[begin Source records]

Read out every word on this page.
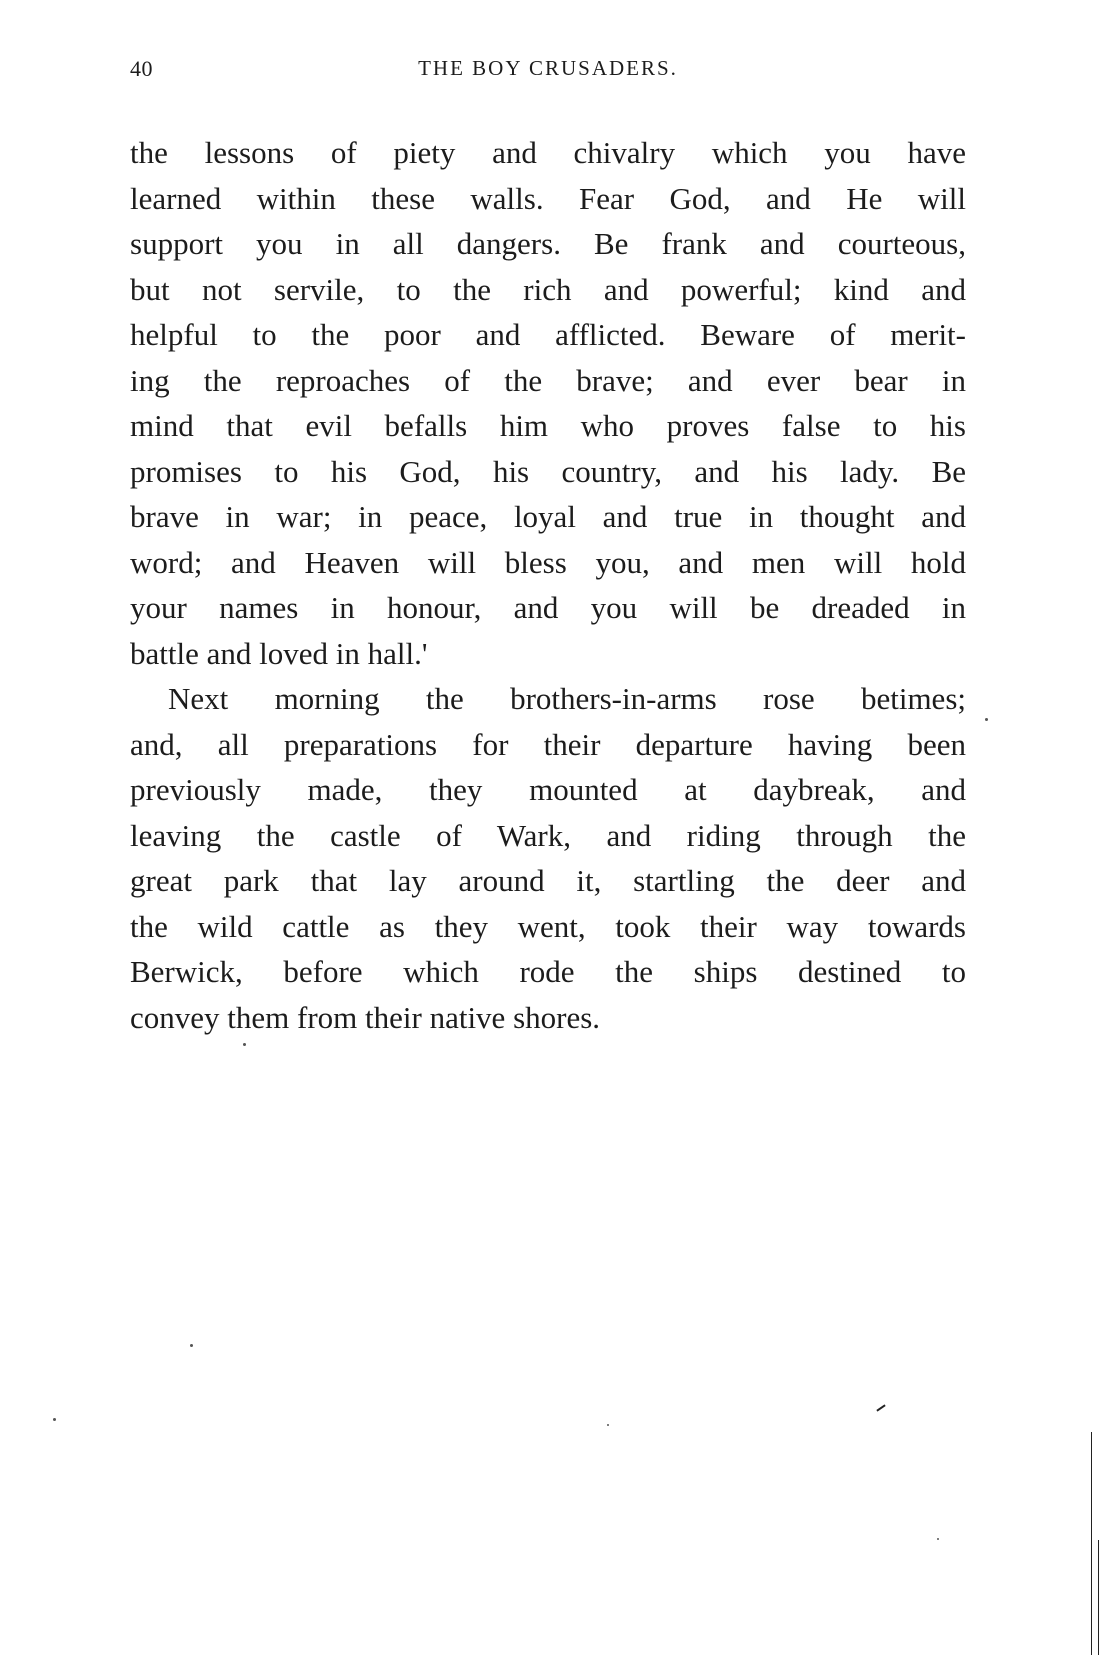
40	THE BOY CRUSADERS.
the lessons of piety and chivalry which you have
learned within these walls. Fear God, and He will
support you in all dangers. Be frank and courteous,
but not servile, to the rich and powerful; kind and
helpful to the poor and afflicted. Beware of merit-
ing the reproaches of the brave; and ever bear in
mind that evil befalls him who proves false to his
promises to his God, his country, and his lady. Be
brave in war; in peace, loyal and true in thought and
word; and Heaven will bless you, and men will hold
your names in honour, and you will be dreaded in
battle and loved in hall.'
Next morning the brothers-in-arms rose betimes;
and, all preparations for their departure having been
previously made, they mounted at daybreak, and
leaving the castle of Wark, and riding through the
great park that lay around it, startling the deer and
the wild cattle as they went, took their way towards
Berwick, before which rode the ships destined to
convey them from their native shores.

[end Source records]

Reproduce all of the material exactly, apart from the pictures.

Read out every word on this page.
40	THE BOY CRUSADERS.
the lessons of piety and chivalry which you have
learned within these walls. Fear God, and He will
support you in all dangers. Be frank and courteous,
but not servile, to the rich and powerful; kind and
helpful to the poor and afflicted. Beware of merit-
ing the reproaches of the brave; and ever bear in
mind that evil befalls him who proves false to his
promises to his God, his country, and his lady. Be
brave in war; in peace, loyal and true in thought and
word; and Heaven will bless you, and men will hold
your names in honour, and you will be dreaded in
battle and loved in hall.'
Next morning the brothers-in-arms rose betimes;
and, all preparations for their departure having been
previously made, they mounted at daybreak, and
leaving the castle of Wark, and riding through the
great park that lay around it, startling the deer and
the wild cattle as they went, took their way towards
Berwick, before which rode the ships destined to
convey them from their native shores.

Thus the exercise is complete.